## START Records for processing

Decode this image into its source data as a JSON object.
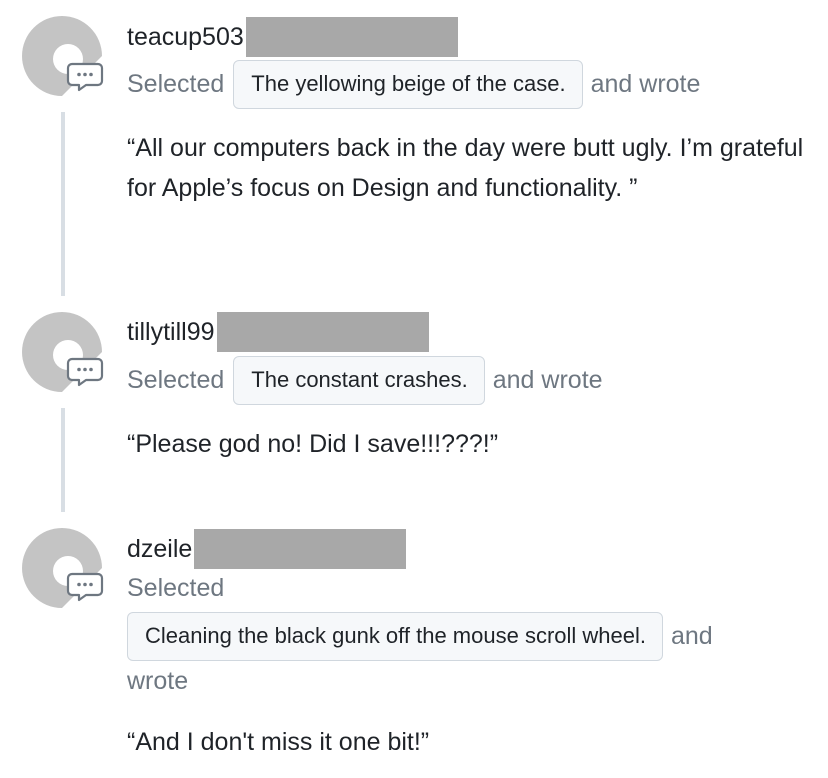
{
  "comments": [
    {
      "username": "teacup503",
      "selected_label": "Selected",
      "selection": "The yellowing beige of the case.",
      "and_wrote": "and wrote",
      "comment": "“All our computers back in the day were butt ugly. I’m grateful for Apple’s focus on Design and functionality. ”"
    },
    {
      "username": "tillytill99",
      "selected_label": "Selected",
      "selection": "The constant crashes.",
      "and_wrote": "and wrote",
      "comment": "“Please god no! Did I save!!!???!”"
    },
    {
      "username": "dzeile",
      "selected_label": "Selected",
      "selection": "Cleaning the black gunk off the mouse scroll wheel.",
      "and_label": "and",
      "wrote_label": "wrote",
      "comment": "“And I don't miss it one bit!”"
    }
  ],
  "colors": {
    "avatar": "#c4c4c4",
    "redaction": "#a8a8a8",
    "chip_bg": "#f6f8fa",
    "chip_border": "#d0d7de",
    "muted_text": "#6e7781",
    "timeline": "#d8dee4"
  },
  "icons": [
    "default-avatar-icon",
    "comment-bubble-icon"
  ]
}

## END Records for processing

### [What this task involves]
Reproduce the records, all of them, word for word; omit the pictures.

### [Expected answer]
Decode this image into its source data as a JSON object.
{
  "comments": [
    {
      "username": "teacup503",
      "selected_label": "Selected",
      "selection": "The yellowing beige of the case.",
      "and_wrote": "and wrote",
      "comment": "“All our computers back in the day were butt ugly. I’m grateful for Apple’s focus on Design and functionality. ”"
    },
    {
      "username": "tillytill99",
      "selected_label": "Selected",
      "selection": "The constant crashes.",
      "and_wrote": "and wrote",
      "comment": "“Please god no! Did I save!!!???!”"
    },
    {
      "username": "dzeile",
      "selected_label": "Selected",
      "selection": "Cleaning the black gunk off the mouse scroll wheel.",
      "and_label": "and",
      "wrote_label": "wrote",
      "comment": "“And I don't miss it one bit!”"
    }
  ],
  "colors": {
    "avatar": "#c4c4c4",
    "redaction": "#a8a8a8",
    "chip_bg": "#f6f8fa",
    "chip_border": "#d0d7de",
    "muted_text": "#6e7781",
    "timeline": "#d8dee4"
  },
  "icons": [
    "default-avatar-icon",
    "comment-bubble-icon"
  ]
}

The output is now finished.